### WHAT IS BEING ASKED
Leaving out all images, write out the records that follow exactly.

§ §

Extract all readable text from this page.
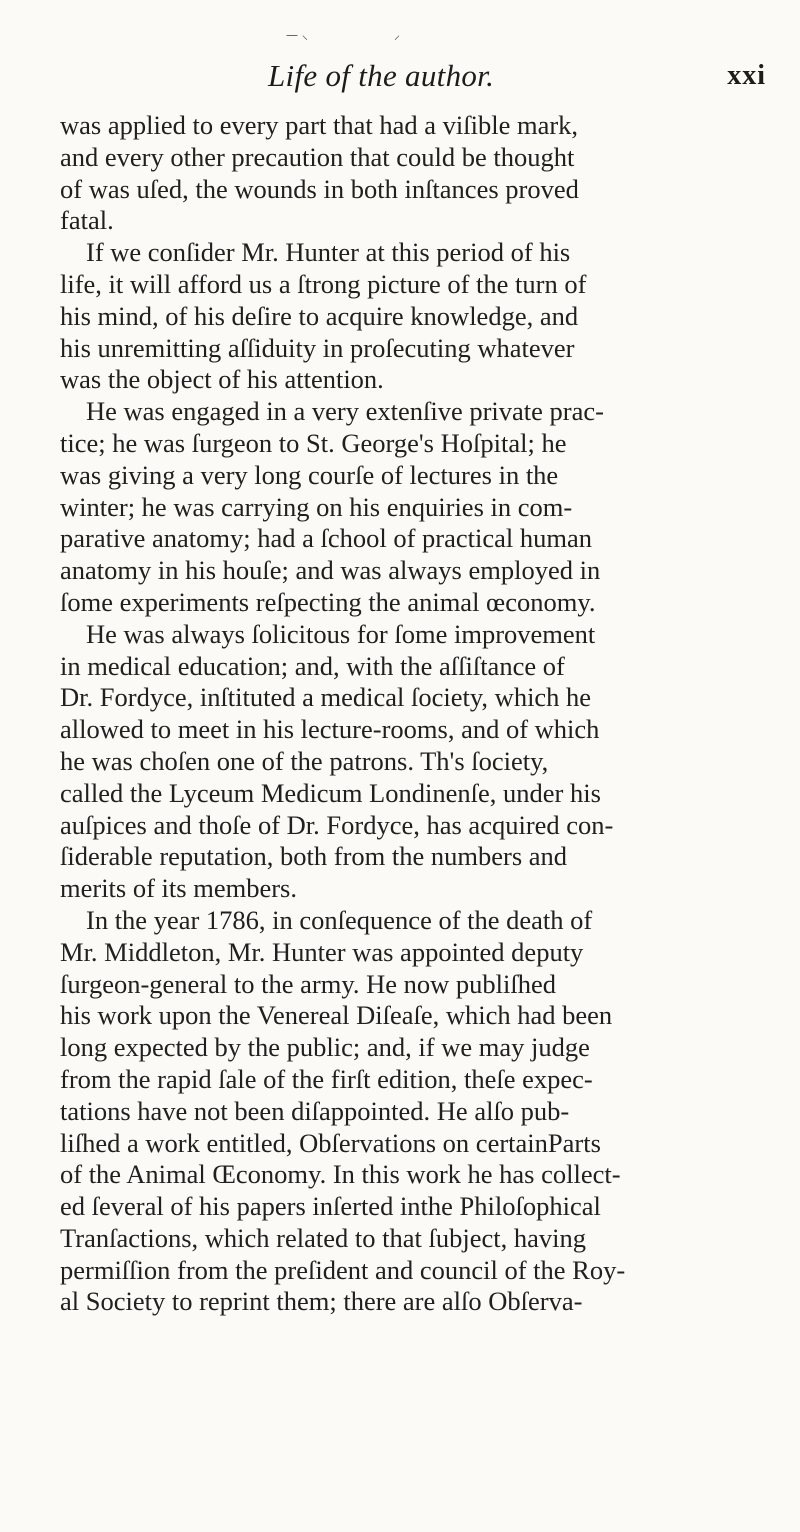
— ⸜	⸝
Life of the author.	xxi
was applied to every part that had a viſible mark,
and every other precaution that could be thought
of was uſed, the wounds in both inſtances proved
fatal.
If we conſider Mr. Hunter at this period of his
life, it will afford us a ſtrong picture of the turn of
his mind, of his deſire to acquire knowledge, and
his unremitting aſſiduity in proſecuting whatever
was the object of his attention.
He was engaged in a very extenſive private prac-
tice; he was ſurgeon to St. George's Hoſpital; he
was giving a very long courſe of lectures in the
winter; he was carrying on his enquiries in com-
parative anatomy; had a ſchool of practical human
anatomy in his houſe; and was always employed in
ſome experiments reſpecting the animal œconomy.
He was always ſolicitous for ſome improvement
in medical education; and, with the aſſiſtance of
Dr. Fordyce, inſtituted a medical ſociety, which he
allowed to meet in his lecture-rooms, and of which
he was choſen one of the patrons. Th's ſociety,
called the Lyceum Medicum Londinenſe, under his
auſpices and thoſe of Dr. Fordyce, has acquired con-
ſiderable reputation, both from the numbers and
merits of its members.
In the year 1786, in conſequence of the death of
Mr. Middleton, Mr. Hunter was appointed deputy
ſurgeon-general to the army. He now publiſhed
his work upon the Venereal Diſeaſe, which had been
long expected by the public; and, if we may judge
from the rapid ſale of the firſt edition, theſe expec-
tations have not been diſappointed. He alſo pub-
liſhed a work entitled, Obſervations on certainParts
of the Animal Œconomy. In this work he has collect-
ed ſeveral of his papers inſerted inthe Philoſophical
Tranſactions, which related to that ſubject, having
permiſſion from the preſident and council of the Roy-
al Society to reprint them; there are alſo Obſerva-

§ §

### RESULT OF THIS EXERCISE
Extract all readable text from this page.
— ⸜	⸝
Life of the author.	xxi
was applied to every part that had a viſible mark,
and every other precaution that could be thought
of was uſed, the wounds in both inſtances proved
fatal.
If we conſider Mr. Hunter at this period of his
life, it will afford us a ſtrong picture of the turn of
his mind, of his deſire to acquire knowledge, and
his unremitting aſſiduity in proſecuting whatever
was the object of his attention.
He was engaged in a very extenſive private prac-
tice; he was ſurgeon to St. George's Hoſpital; he
was giving a very long courſe of lectures in the
winter; he was carrying on his enquiries in com-
parative anatomy; had a ſchool of practical human
anatomy in his houſe; and was always employed in
ſome experiments reſpecting the animal œconomy.
He was always ſolicitous for ſome improvement
in medical education; and, with the aſſiſtance of
Dr. Fordyce, inſtituted a medical ſociety, which he
allowed to meet in his lecture-rooms, and of which
he was choſen one of the patrons. Th's ſociety,
called the Lyceum Medicum Londinenſe, under his
auſpices and thoſe of Dr. Fordyce, has acquired con-
ſiderable reputation, both from the numbers and
merits of its members.
In the year 1786, in conſequence of the death of
Mr. Middleton, Mr. Hunter was appointed deputy
ſurgeon-general to the army. He now publiſhed
his work upon the Venereal Diſeaſe, which had been
long expected by the public; and, if we may judge
from the rapid ſale of the firſt edition, theſe expec-
tations have not been diſappointed. He alſo pub-
liſhed a work entitled, Obſervations on certainParts
of the Animal Œconomy. In this work he has collect-
ed ſeveral of his papers inſerted inthe Philoſophical
Tranſactions, which related to that ſubject, having
permiſſion from the preſident and council of the Roy-
al Society to reprint them; there are alſo Obſerva-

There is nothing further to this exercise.